(DIRECTIONS): Pull out each line of the data that includes the word "Materialgruppen".

(INFORMATION SHOWN):
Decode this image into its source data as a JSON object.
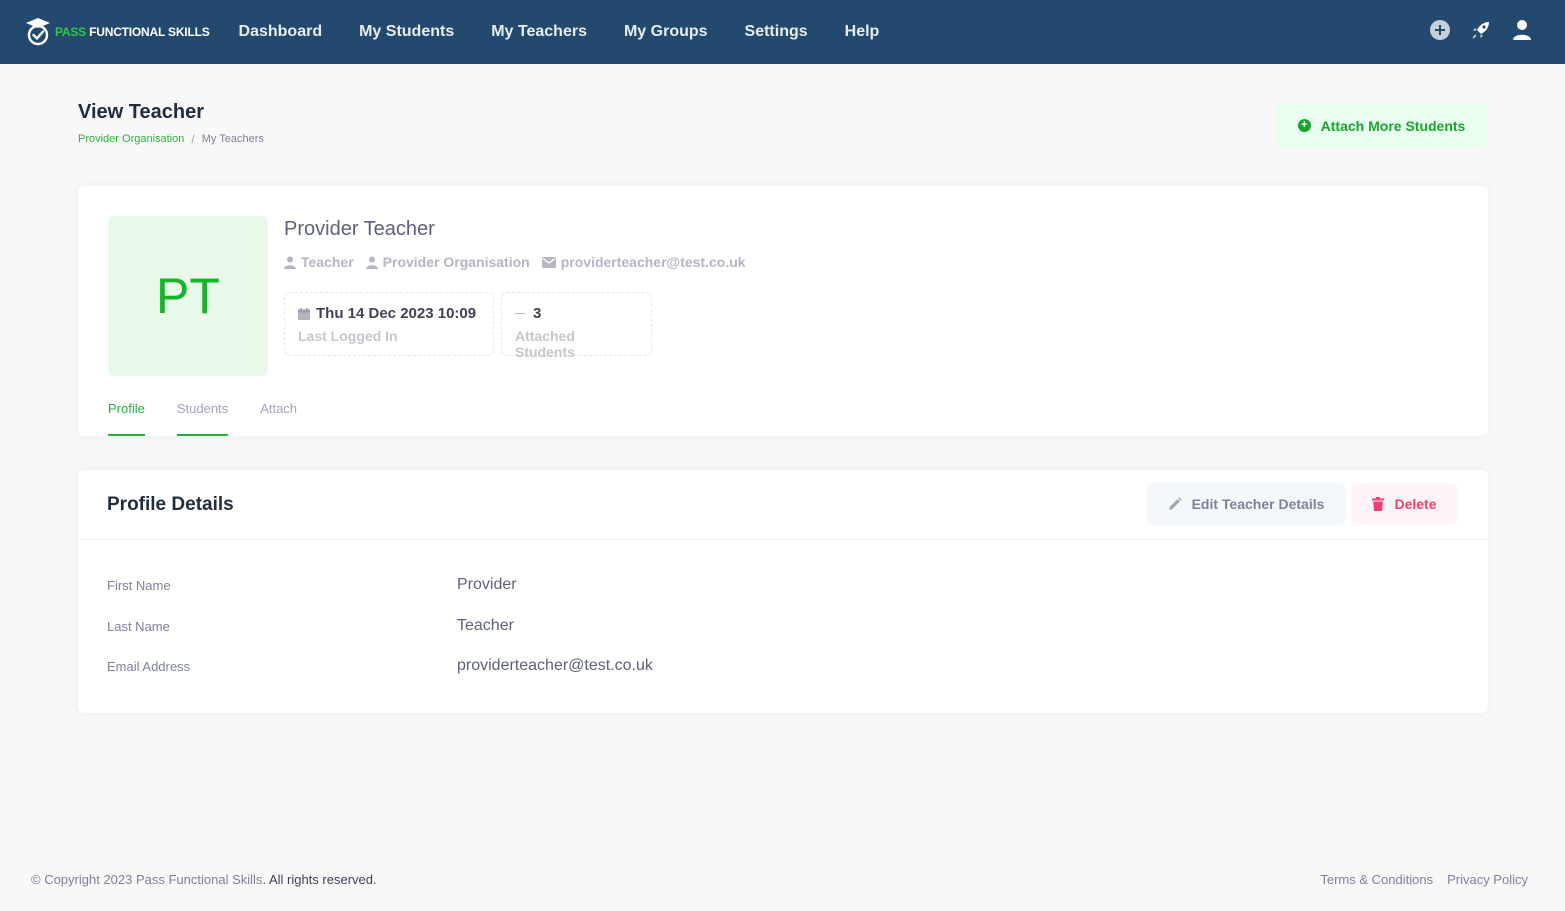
{
  "brand": {
    "part1": "PASS",
    "part2": " FUNCTIONAL SKILLS"
  },
  "nav": {
    "items": [
      {
        "label": "Dashboard"
      },
      {
        "label": "My Students"
      },
      {
        "label": "My Teachers"
      },
      {
        "label": "My Groups"
      },
      {
        "label": "Settings"
      },
      {
        "label": "Help"
      }
    ]
  },
  "header": {
    "title": "View Teacher",
    "breadcrumb": {
      "link": "Provider Organisation",
      "separator": "/",
      "current": "My Teachers"
    },
    "attach_button": "Attach More Students"
  },
  "profile": {
    "initials": "PT",
    "name": "Provider Teacher",
    "role": "Teacher",
    "organisation": "Provider Organisation",
    "email": "providerteacher@test.co.uk",
    "stats": {
      "last_login": {
        "value": "Thu 14 Dec 2023 10:09",
        "label": "Last Logged In"
      },
      "attached": {
        "value": "3",
        "label": "Attached Students"
      }
    },
    "tabs": [
      {
        "label": "Profile"
      },
      {
        "label": "Students"
      },
      {
        "label": "Attach"
      }
    ]
  },
  "details": {
    "title": "Profile Details",
    "edit_button": "Edit Teacher Details",
    "delete_button": "Delete",
    "rows": [
      {
        "label": "First Name",
        "value": "Provider"
      },
      {
        "label": "Last Name",
        "value": "Teacher"
      },
      {
        "label": "Email Address",
        "value": "providerteacher@test.co.uk"
      }
    ]
  },
  "footer": {
    "copyright_prefix": "© Copyright 2023 ",
    "copyright_brand": "Pass Functional Skills",
    "copyright_suffix": ". All rights reserved.",
    "terms": "Terms & Conditions",
    "privacy": "Privacy Policy"
  },
  "colors": {
    "topbar": "#234a6e",
    "accent_green": "#27b23a",
    "danger": "#f1416c"
  }
}
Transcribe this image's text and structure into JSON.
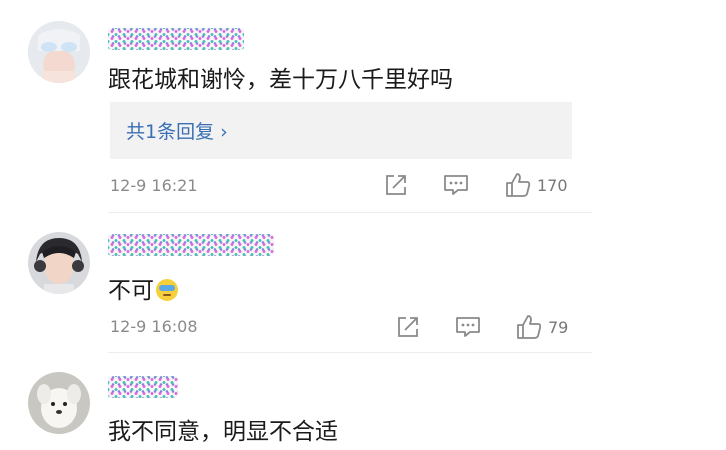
{
  "comments": [
    {
      "text": "跟花城和谢怜，差十万八千里好吗",
      "replies_label": "共1条回复 ›",
      "time": "12-9 16:21",
      "likes": "170",
      "avatar": "avatar-girl-hands",
      "username_blurred": true
    },
    {
      "text": "不可",
      "emoji": "face-with-bandage-eyes",
      "time": "12-9 16:08",
      "likes": "79",
      "avatar": "avatar-boy-headphones",
      "username_blurred": true
    },
    {
      "text": "我不同意，明显不合适",
      "avatar": "avatar-white-dog",
      "username_blurred": true
    }
  ],
  "icons": {
    "share": "share-icon",
    "comment": "comment-icon",
    "like": "thumbs-up-icon"
  },
  "colors": {
    "reply_link": "#3a6fb5",
    "meta_text": "#8a8a8a",
    "reply_bg": "#f2f2f2"
  }
}
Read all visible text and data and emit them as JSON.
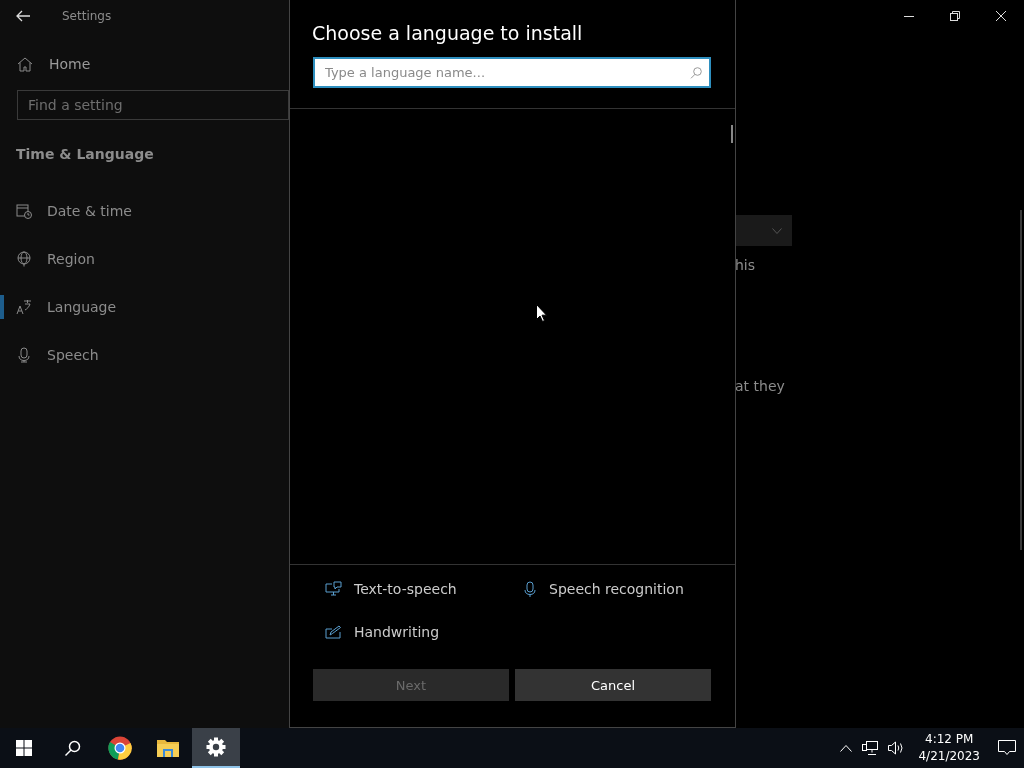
{
  "window": {
    "title": "Settings"
  },
  "sidebar": {
    "home": "Home",
    "search": {
      "placeholder": "Find a setting"
    },
    "section": "Time & Language",
    "items": [
      {
        "label": "Date & time",
        "kind": "calendar",
        "selected": false
      },
      {
        "label": "Region",
        "kind": "globe",
        "selected": false
      },
      {
        "label": "Language",
        "kind": "language",
        "selected": true
      },
      {
        "label": "Speech",
        "kind": "microphone",
        "selected": false
      }
    ]
  },
  "main": {
    "fragments": [
      "his",
      "at they"
    ]
  },
  "dialog": {
    "title": "Choose a language to install",
    "search": {
      "placeholder": "Type a language name..."
    },
    "features": [
      {
        "label": "Text-to-speech",
        "kind": "tts"
      },
      {
        "label": "Speech recognition",
        "kind": "speech"
      },
      {
        "label": "Handwriting",
        "kind": "handwriting"
      }
    ],
    "buttons": [
      {
        "label": "Next",
        "disabled": true
      },
      {
        "label": "Cancel",
        "disabled": false
      }
    ]
  },
  "taskbar": {
    "apps": [
      {
        "kind": "start",
        "selected": false
      },
      {
        "kind": "search",
        "selected": false
      },
      {
        "kind": "browser",
        "selected": false
      },
      {
        "kind": "folder",
        "selected": false
      },
      {
        "kind": "settings",
        "selected": true
      }
    ],
    "time": "4:12 PM",
    "date": "4/21/2023"
  }
}
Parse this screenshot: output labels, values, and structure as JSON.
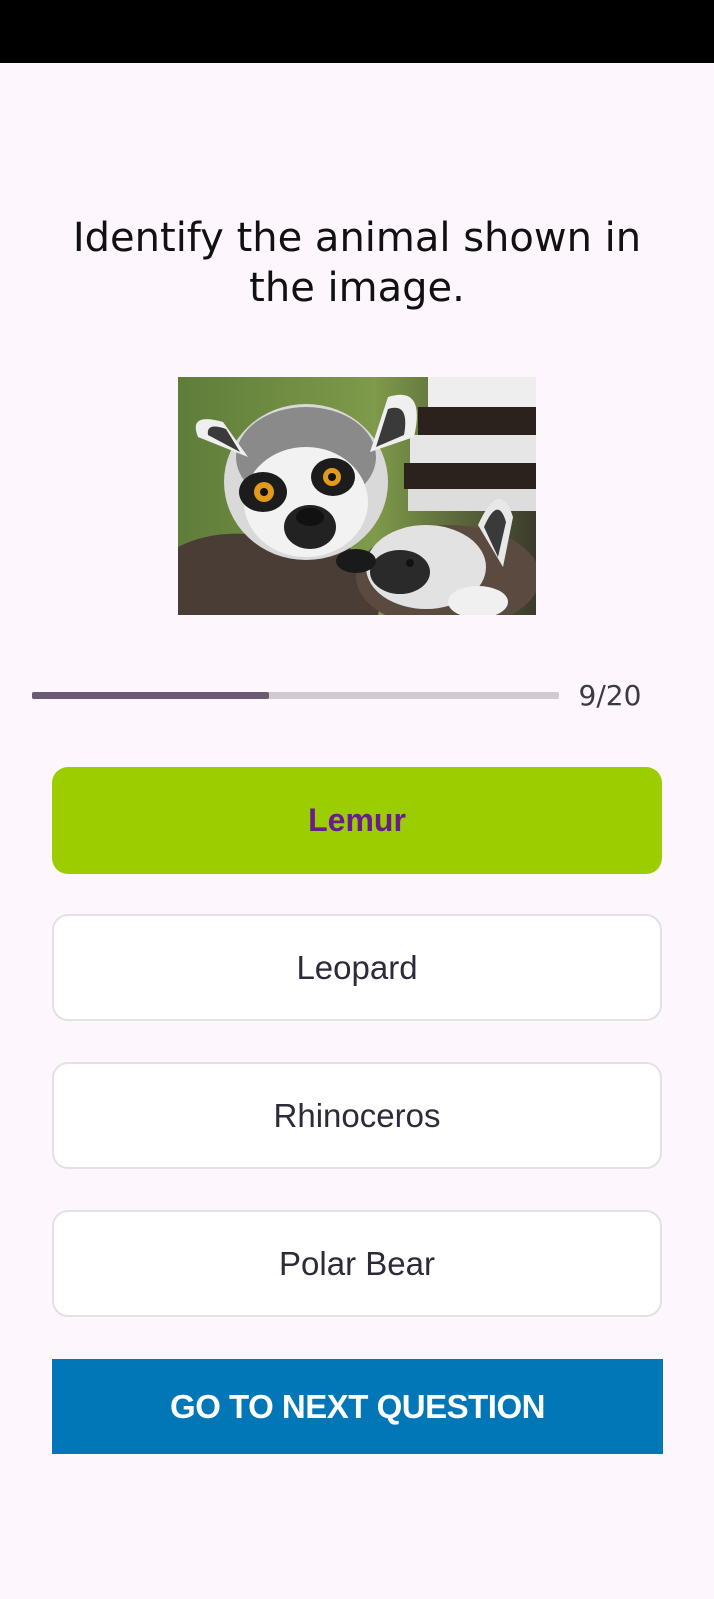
{
  "quiz": {
    "question": "Identify the animal shown in the image.",
    "image_subject": "lemur-photo",
    "progress": {
      "current": 9,
      "total": 20,
      "label": "9/20",
      "fraction": 0.45
    },
    "options": [
      {
        "label": "Lemur",
        "state": "correct"
      },
      {
        "label": "Leopard",
        "state": "default"
      },
      {
        "label": "Rhinoceros",
        "state": "default"
      },
      {
        "label": "Polar Bear",
        "state": "default"
      }
    ],
    "next_button_label": "GO TO NEXT QUESTION"
  },
  "colors": {
    "background": "#fdf6fd",
    "correct": "#9ccd00",
    "correct_text": "#6a1b8f",
    "primary": "#0277b8",
    "progress_fill": "#6b5b73",
    "progress_track": "#cfcbd1"
  }
}
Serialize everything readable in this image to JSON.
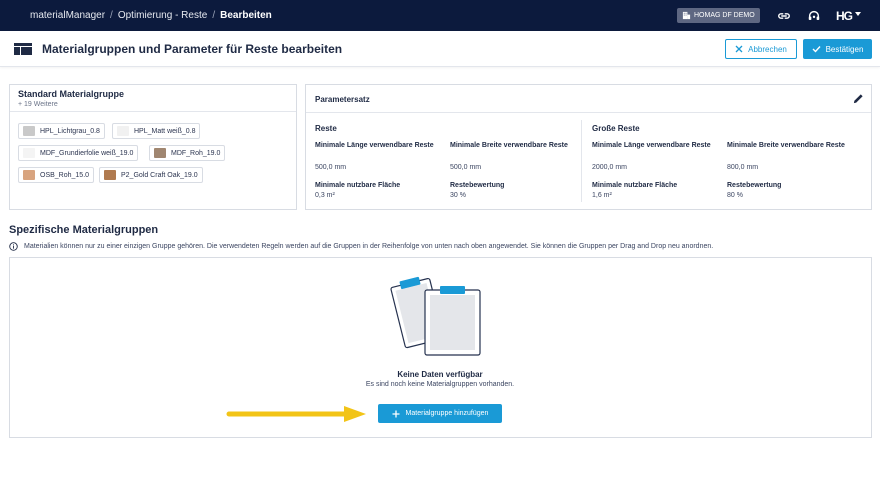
{
  "topbar": {
    "breadcrumbs": [
      "materialManager",
      "Optimierung - Reste",
      "Bearbeiten"
    ],
    "separator": "/",
    "tenant": "HOMAG DF DEMO",
    "brand": "HG"
  },
  "header": {
    "title": "Materialgruppen und Parameter für Reste bearbeiten",
    "cancel_label": "Abbrechen",
    "confirm_label": "Bestätigen"
  },
  "standard_group": {
    "title": "Standard Materialgruppe",
    "subtitle": "+ 19 Weitere",
    "materials": [
      {
        "label": "HPL_Lichtgrau_0.8",
        "color": "#c9c9c9"
      },
      {
        "label": "HPL_Matt weiß_0.8",
        "color": "#f1f1f1"
      },
      {
        "label": "MDF_Grundierfolie weiß_19.0",
        "color": "#f4f4f4"
      },
      {
        "label": "MDF_Roh_19.0",
        "color": "#a08670"
      },
      {
        "label": "OSB_Roh_15.0",
        "color": "#d8a47f"
      },
      {
        "label": "P2_Gold Craft Oak_19.0",
        "color": "#b07a4f"
      }
    ]
  },
  "parameter_set": {
    "title": "Parametersatz",
    "sections": [
      {
        "title": "Reste",
        "fields": [
          {
            "label": "Minimale Länge verwendbare Reste",
            "value": "500,0 mm"
          },
          {
            "label": "Minimale Breite verwendbare Reste",
            "value": "500,0 mm"
          },
          {
            "label": "Minimale nutzbare Fläche",
            "value": "0,3 m²"
          },
          {
            "label": "Restebewertung",
            "value": "30 %"
          }
        ]
      },
      {
        "title": "Große Reste",
        "fields": [
          {
            "label": "Minimale Länge verwendbare Reste",
            "value": "2000,0 mm"
          },
          {
            "label": "Minimale Breite verwendbare Reste",
            "value": "800,0 mm"
          },
          {
            "label": "Minimale nutzbare Fläche",
            "value": "1,6 m²"
          },
          {
            "label": "Restebewertung",
            "value": "80 %"
          }
        ]
      }
    ]
  },
  "specific_groups": {
    "title": "Spezifische Materialgruppen",
    "info": "Materialien können nur zu einer einzigen Gruppe gehören. Die verwendeten Regeln werden auf die Gruppen in der Reihenfolge von unten nach oben angewendet. Sie können die Gruppen per Drag and Drop neu anordnen.",
    "empty_title": "Keine Daten verfügbar",
    "empty_subtitle": "Es sind noch keine Materialgruppen vorhanden.",
    "add_label": "Materialgruppe hinzufügen"
  },
  "colors": {
    "navy": "#0c1a3d",
    "accent": "#1a9ad6",
    "arrow": "#f2c417"
  }
}
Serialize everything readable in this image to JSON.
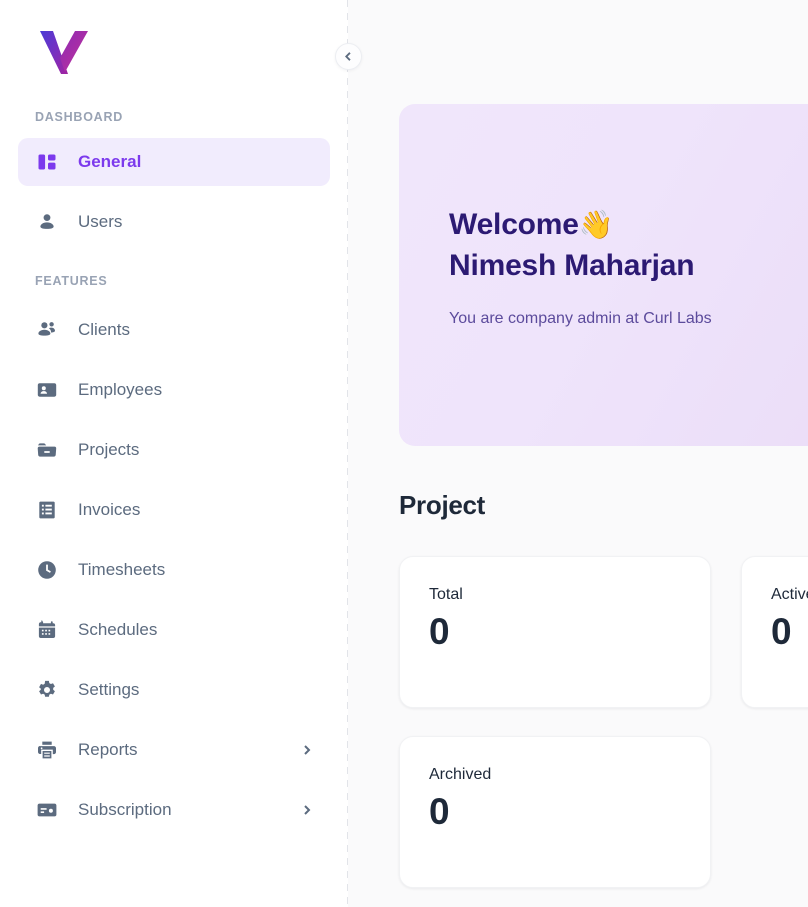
{
  "brand": {
    "logo_name": "v-logo",
    "accent": "#7c3aed",
    "gradient_start": "#4b3bd6",
    "gradient_end": "#c2309a"
  },
  "sidebar": {
    "collapse_label": "‹",
    "sections": [
      {
        "label": "DASHBOARD",
        "items": [
          {
            "label": "General",
            "icon": "dashboard-grid-icon",
            "active": true,
            "has_chevron": false
          },
          {
            "label": "Users",
            "icon": "user-icon",
            "active": false,
            "has_chevron": false
          }
        ]
      },
      {
        "label": "FEATURES",
        "items": [
          {
            "label": "Clients",
            "icon": "users-group-icon",
            "active": false,
            "has_chevron": false
          },
          {
            "label": "Employees",
            "icon": "id-badge-icon",
            "active": false,
            "has_chevron": false
          },
          {
            "label": "Projects",
            "icon": "folder-icon",
            "active": false,
            "has_chevron": false
          },
          {
            "label": "Invoices",
            "icon": "invoice-list-icon",
            "active": false,
            "has_chevron": false
          },
          {
            "label": "Timesheets",
            "icon": "clock-icon",
            "active": false,
            "has_chevron": false
          },
          {
            "label": "Schedules",
            "icon": "calendar-icon",
            "active": false,
            "has_chevron": false
          },
          {
            "label": "Settings",
            "icon": "gear-icon",
            "active": false,
            "has_chevron": false
          },
          {
            "label": "Reports",
            "icon": "printer-icon",
            "active": false,
            "has_chevron": true
          },
          {
            "label": "Subscription",
            "icon": "credit-card-icon",
            "active": false,
            "has_chevron": true
          }
        ]
      }
    ]
  },
  "welcome": {
    "greeting": "Welcome",
    "emoji": "👋",
    "user_name": "Nimesh Maharjan",
    "subtitle": "You are company admin at Curl Labs"
  },
  "project_section": {
    "heading": "Project",
    "stats": [
      {
        "label": "Total",
        "value": "0"
      },
      {
        "label": "Active",
        "value": "0"
      },
      {
        "label": "Archived",
        "value": "0"
      }
    ]
  }
}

(OUTPUT OF THE TASK):
    "title": "Materialgruppen und Parameter für Reste bearbeiten",
    "title": "Spezifische Materialgruppen",
    "empty_subtitle": "Es sind noch keine Materialgruppen vorhanden.",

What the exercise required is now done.